- Stored records -
>> Begin
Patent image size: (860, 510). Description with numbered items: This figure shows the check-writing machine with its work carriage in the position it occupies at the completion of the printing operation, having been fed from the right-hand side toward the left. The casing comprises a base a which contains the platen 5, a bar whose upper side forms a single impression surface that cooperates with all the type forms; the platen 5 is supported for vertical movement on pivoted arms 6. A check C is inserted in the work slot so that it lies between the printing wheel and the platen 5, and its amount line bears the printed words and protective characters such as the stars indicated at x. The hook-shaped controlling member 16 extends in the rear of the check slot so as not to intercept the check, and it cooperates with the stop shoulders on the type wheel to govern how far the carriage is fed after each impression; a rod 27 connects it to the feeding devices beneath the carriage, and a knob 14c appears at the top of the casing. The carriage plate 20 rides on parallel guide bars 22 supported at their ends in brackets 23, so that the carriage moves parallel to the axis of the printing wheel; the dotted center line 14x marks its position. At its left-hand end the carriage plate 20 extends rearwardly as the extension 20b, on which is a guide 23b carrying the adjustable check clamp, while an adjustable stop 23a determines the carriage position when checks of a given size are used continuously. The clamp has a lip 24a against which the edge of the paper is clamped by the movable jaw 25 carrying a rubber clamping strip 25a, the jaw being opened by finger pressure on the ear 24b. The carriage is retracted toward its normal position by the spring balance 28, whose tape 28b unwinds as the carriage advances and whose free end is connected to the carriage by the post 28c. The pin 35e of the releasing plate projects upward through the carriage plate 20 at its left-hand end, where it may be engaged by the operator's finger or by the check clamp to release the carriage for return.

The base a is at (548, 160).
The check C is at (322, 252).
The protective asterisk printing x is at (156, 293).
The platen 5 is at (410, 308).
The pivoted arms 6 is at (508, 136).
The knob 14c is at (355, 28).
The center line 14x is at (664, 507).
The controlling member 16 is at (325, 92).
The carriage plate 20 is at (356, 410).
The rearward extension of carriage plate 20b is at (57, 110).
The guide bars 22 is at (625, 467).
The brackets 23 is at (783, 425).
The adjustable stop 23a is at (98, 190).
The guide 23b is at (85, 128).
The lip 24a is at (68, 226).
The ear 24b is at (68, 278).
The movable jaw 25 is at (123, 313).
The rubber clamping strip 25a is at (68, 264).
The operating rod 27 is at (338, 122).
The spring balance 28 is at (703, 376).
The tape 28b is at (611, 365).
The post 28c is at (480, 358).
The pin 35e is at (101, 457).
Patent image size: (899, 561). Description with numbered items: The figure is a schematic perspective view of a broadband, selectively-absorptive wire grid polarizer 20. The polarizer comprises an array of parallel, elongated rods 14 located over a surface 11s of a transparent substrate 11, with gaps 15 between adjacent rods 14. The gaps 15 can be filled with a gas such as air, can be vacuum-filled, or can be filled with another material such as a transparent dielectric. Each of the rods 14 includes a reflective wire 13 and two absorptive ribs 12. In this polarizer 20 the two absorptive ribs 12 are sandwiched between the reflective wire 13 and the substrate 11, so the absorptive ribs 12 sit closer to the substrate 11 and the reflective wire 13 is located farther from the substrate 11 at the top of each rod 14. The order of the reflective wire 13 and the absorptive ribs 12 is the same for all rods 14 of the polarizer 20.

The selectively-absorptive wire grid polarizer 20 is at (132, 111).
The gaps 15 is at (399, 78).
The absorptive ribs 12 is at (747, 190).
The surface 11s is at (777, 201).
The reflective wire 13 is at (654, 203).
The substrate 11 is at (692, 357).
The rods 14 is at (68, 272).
>> End
List every line in the rows above that contains the word "gaps".

- Finished answer -
Patent image size: (899, 561). Description with numbered items: The figure is a schematic perspective view of a broadband, selectively-absorptive wire grid polarizer 20. The polarizer comprises an array of parallel, elongated rods 14 located over a surface 11s of a transparent substrate 11, with gaps 15 between adjacent rods 14. The gaps 15 can be filled with a gas such as air, can be vacuum-filled, or can be filled with another material such as a transparent dielectric. Each of the rods 14 includes a reflective wire 13 and two absorptive ribs 12. In this polarizer 20 the two absorptive ribs 12 are sandwiched between the reflective wire 13 and the substrate 11, so the absorptive ribs 12 sit closer to the substrate 11 and the reflective wire 13 is located farther from the substrate 11 at the top of each rod 14. The order of the reflective wire 13 and the absorptive ribs 12 is the same for all rods 14 of the polarizer 20.
The gaps 15 is at (399, 78).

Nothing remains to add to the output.